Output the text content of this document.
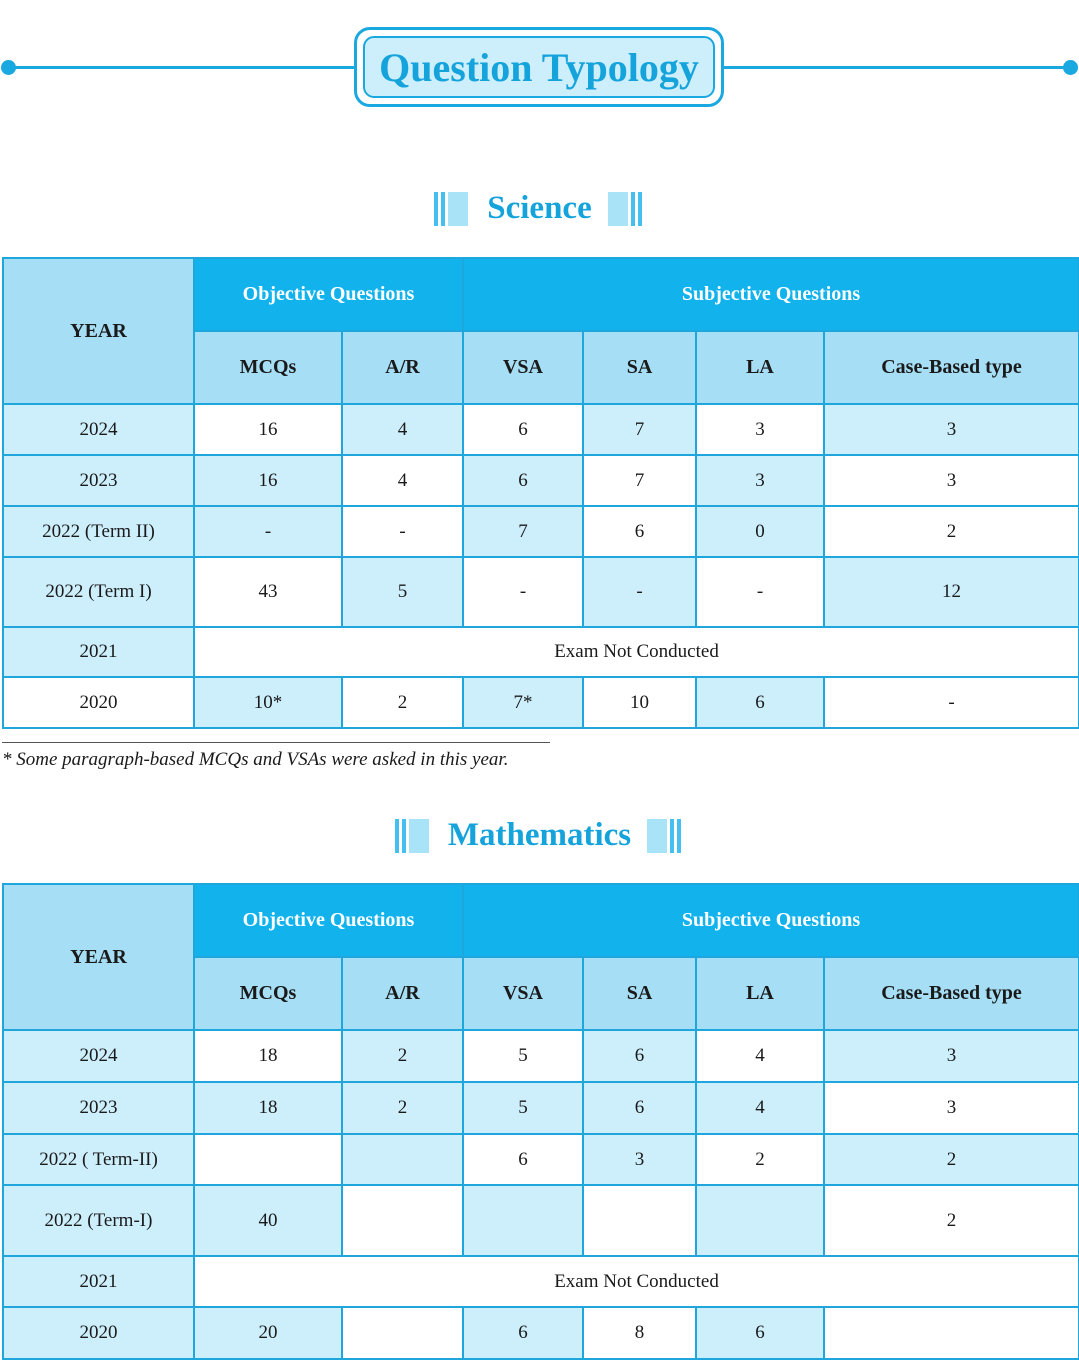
Question Typology
Science
YEAR	Objective Questions		Subjective Questions			
	MCQs	A/R	VSA	SA	LA	Case-Based type
2024	16	4	6	7	3	3
2023	16	4	6	7	3	3
2022 (Term II)	-	-	7	6	0	2
2022 (Term I)	43	5	-	-	-	12
2021	Exam Not Conducted					
2020	10*	2	7*	10	6	-
* Some paragraph-based MCQs and VSAs were asked in this year.
Mathematics
YEAR	Objective Questions		Subjective Questions			
	MCQs	A/R	VSA	SA	LA	Case-Based type
2024	18	2	5	6	4	3
2023	18	2	5	6	4	3
2022 ( Term-II)			6	3	2	2
2022 (Term-I)	40					2
2021	Exam Not Conducted					
2020	20		6	8	6	
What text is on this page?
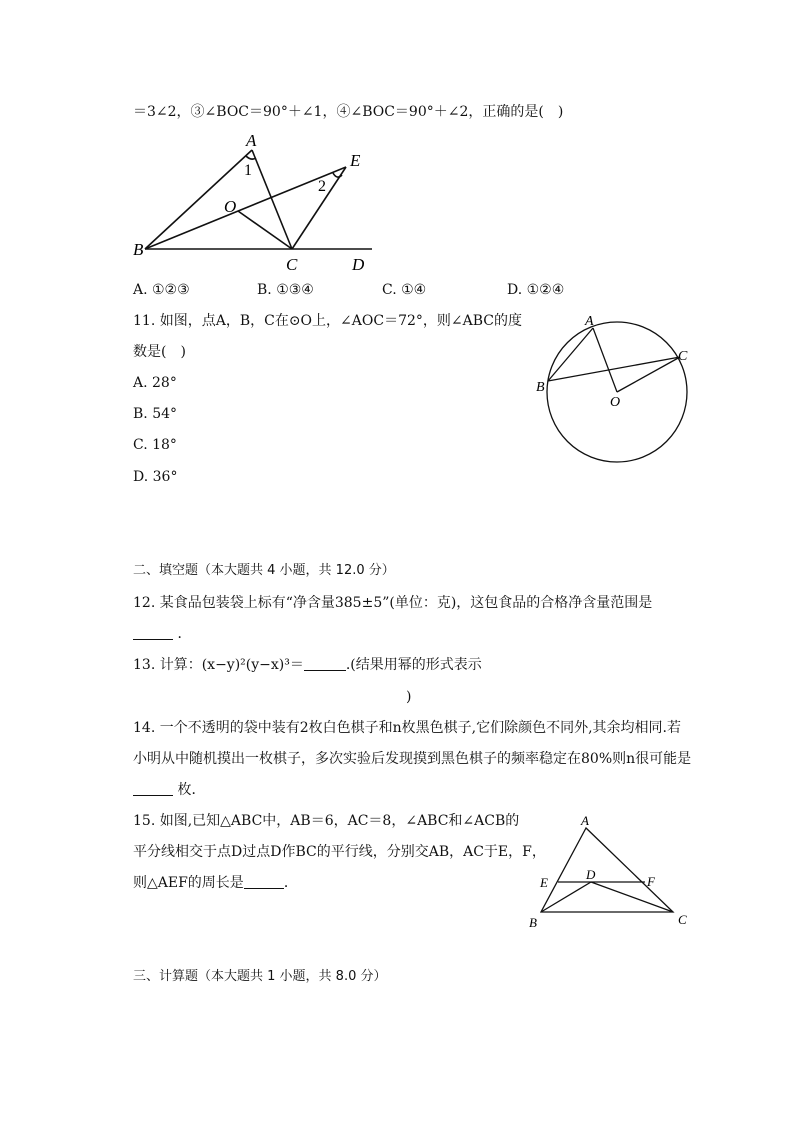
＝3∠2，③∠BOC＝90°＋∠1，④∠BOC＝90°＋∠2，正确的是(　)
A
B
C	D
E
O
1
2
A. ①②③	B. ①③④	C. ①④	D. ①②④
11. 如图，点A，B，C在⊙O上，∠AOC＝72°，则∠ABC的度
数是(　)
A. 28°
B. 54°
C. 18°
D. 36°
A
B
C
O
二、填空题（本大题共 4 小题，共 12.0 分）
12. 某食品包装袋上标有“净含量385±5”(单位：克)，这包食品的合格净含量范围是
．
13. 计算：(x−y)²(y−x)³＝	.(结果用幂的形式表示
)
14. 一个不透明的袋中装有2枚白色棋子和n枚黑色棋子,它们除颜色不同外,其余均相同.若
小明从中随机摸出一枚棋子，多次实验后发现摸到黑色棋子的频率稳定在80%则n很可能是
枚．
15. 如图,已知△ABC中，AB＝6，AC＝8，∠ABC和∠ACB的
平分线相交于点D过点D作BC的平行线，分别交AB，AC于E，F，
则△AEF的周长是	．
A
B	C
D
E	F
三、计算题（本大题共 1 小题，共 8.0 分）
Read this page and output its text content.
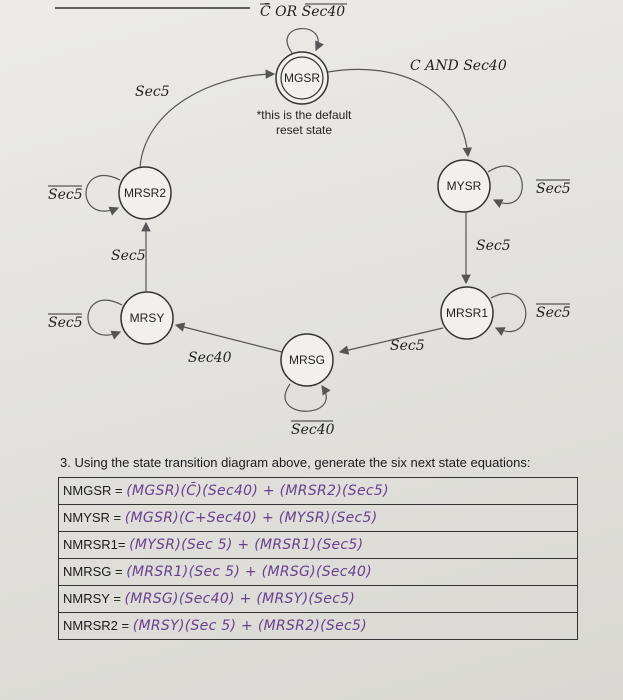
MGSR
MYSR
MRSR1
MRSG
MRSY
MRSR2
C̄ OR Sec40
C AND Sec40
*this is the default
reset state
Sec5
Sec5
Sec5
Sec5
Sec40
Sec40
Sec5
Sec5
Sec5
Sec5
3. Using the state transition diagram above, generate the six next state equations:
NMGSR = (MGSR)(C̄)(Sec40) + (MRSR2)(Sec5)
NMYSR = (MGSR)(C+Sec40) + (MYSR)(Sec5)
NMRSR1= (MYSR)(Sec 5) + (MRSR1)(Sec5)
NMRSG = (MRSR1)(Sec 5) + (MRSG)(Sec40)
NMRSY = (MRSG)(Sec40) + (MRSY)(Sec5)
NMRSR2 = (MRSY)(Sec 5) + (MRSR2)(Sec5)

··········

▸ GOAL
Determine the number of lines in the data that contain "MRSG" as a word or string, and state only that number.

▸ FINAL RESULT
3